◆ Supplied records
----

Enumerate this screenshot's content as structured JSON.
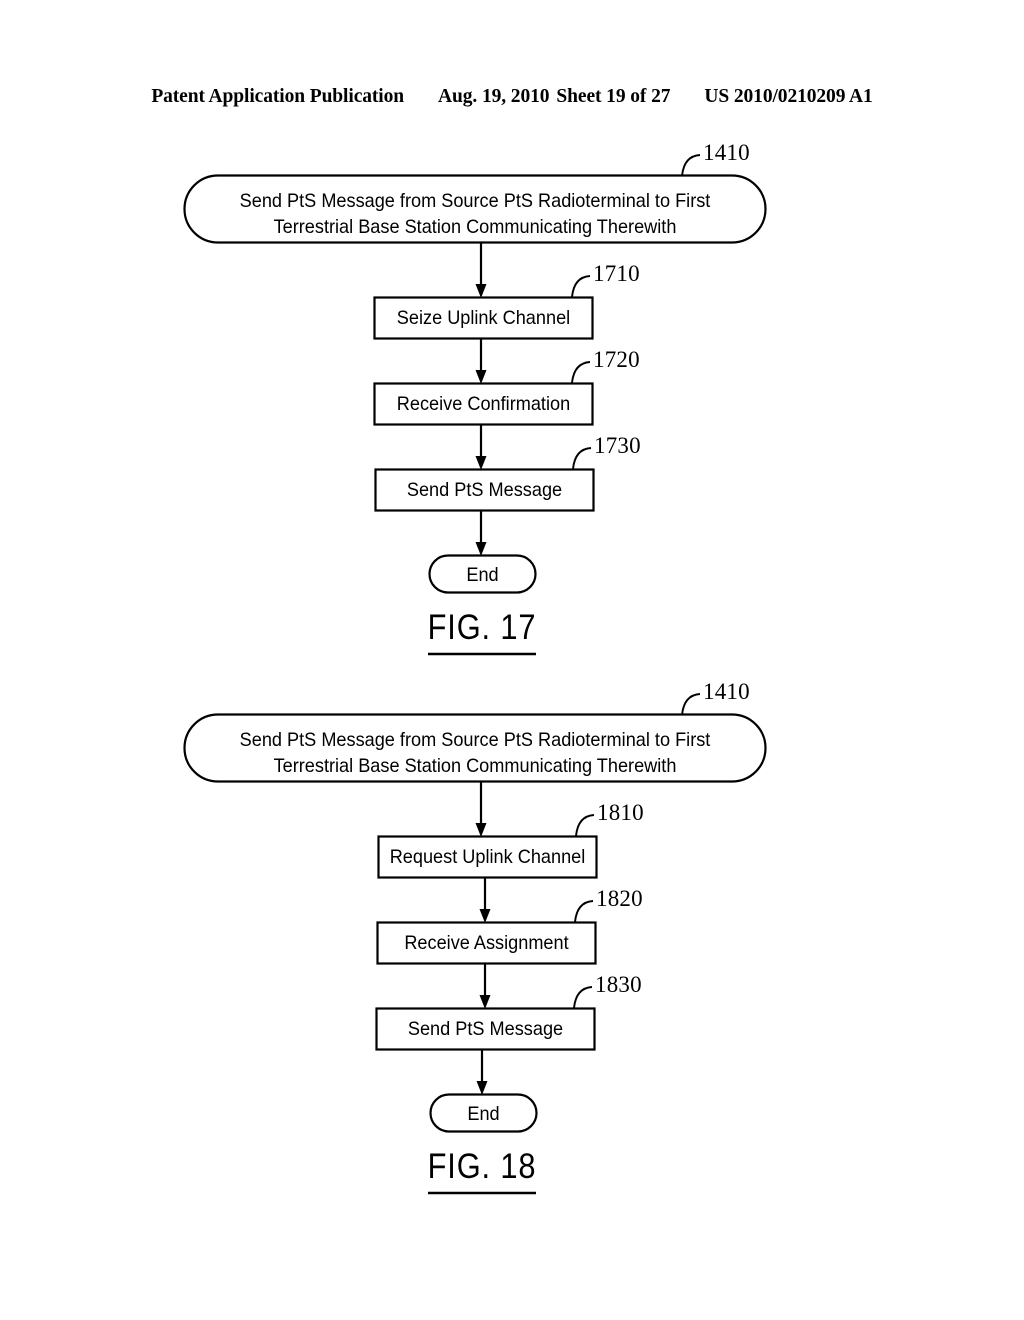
{
  "header": {
    "publication": "Patent Application Publication",
    "date": "Aug. 19, 2010",
    "sheet": "Sheet 19 of 27",
    "patent_number": "US 2010/0210209 A1"
  },
  "figures": [
    {
      "caption": "FIG. 17",
      "nodes": [
        {
          "id": "fig17-start",
          "shape": "stadium",
          "text": "Send PtS Message from Source PtS Radioterminal to First\nTerrestrial Base Station Communicating Therewith",
          "ref": "1410"
        },
        {
          "id": "fig17-step1",
          "shape": "rect",
          "text": "Seize Uplink Channel",
          "ref": "1710"
        },
        {
          "id": "fig17-step2",
          "shape": "rect",
          "text": "Receive Confirmation",
          "ref": "1720"
        },
        {
          "id": "fig17-step3",
          "shape": "rect",
          "text": "Send PtS Message",
          "ref": "1730"
        },
        {
          "id": "fig17-end",
          "shape": "stadium",
          "text": "End",
          "ref": ""
        }
      ]
    },
    {
      "caption": "FIG. 18",
      "nodes": [
        {
          "id": "fig18-start",
          "shape": "stadium",
          "text": "Send PtS Message from Source PtS Radioterminal to First\nTerrestrial Base Station Communicating Therewith",
          "ref": "1410"
        },
        {
          "id": "fig18-step1",
          "shape": "rect",
          "text": "Request Uplink Channel",
          "ref": "1810"
        },
        {
          "id": "fig18-step2",
          "shape": "rect",
          "text": "Receive Assignment",
          "ref": "1820"
        },
        {
          "id": "fig18-step3",
          "shape": "rect",
          "text": "Send PtS Message",
          "ref": "1830"
        },
        {
          "id": "fig18-end",
          "shape": "stadium",
          "text": "End",
          "ref": ""
        }
      ]
    }
  ]
}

----

◆ Instruction
Would you return the data exactly as written, without the pictures?

◆ Final result
Enumerate this screenshot's content as structured JSON.
{
  "header": {
    "publication": "Patent Application Publication",
    "date": "Aug. 19, 2010",
    "sheet": "Sheet 19 of 27",
    "patent_number": "US 2010/0210209 A1"
  },
  "figures": [
    {
      "caption": "FIG. 17",
      "nodes": [
        {
          "id": "fig17-start",
          "shape": "stadium",
          "text": "Send PtS Message from Source PtS Radioterminal to First\nTerrestrial Base Station Communicating Therewith",
          "ref": "1410"
        },
        {
          "id": "fig17-step1",
          "shape": "rect",
          "text": "Seize Uplink Channel",
          "ref": "1710"
        },
        {
          "id": "fig17-step2",
          "shape": "rect",
          "text": "Receive Confirmation",
          "ref": "1720"
        },
        {
          "id": "fig17-step3",
          "shape": "rect",
          "text": "Send PtS Message",
          "ref": "1730"
        },
        {
          "id": "fig17-end",
          "shape": "stadium",
          "text": "End",
          "ref": ""
        }
      ]
    },
    {
      "caption": "FIG. 18",
      "nodes": [
        {
          "id": "fig18-start",
          "shape": "stadium",
          "text": "Send PtS Message from Source PtS Radioterminal to First\nTerrestrial Base Station Communicating Therewith",
          "ref": "1410"
        },
        {
          "id": "fig18-step1",
          "shape": "rect",
          "text": "Request Uplink Channel",
          "ref": "1810"
        },
        {
          "id": "fig18-step2",
          "shape": "rect",
          "text": "Receive Assignment",
          "ref": "1820"
        },
        {
          "id": "fig18-step3",
          "shape": "rect",
          "text": "Send PtS Message",
          "ref": "1830"
        },
        {
          "id": "fig18-end",
          "shape": "stadium",
          "text": "End",
          "ref": ""
        }
      ]
    }
  ]
}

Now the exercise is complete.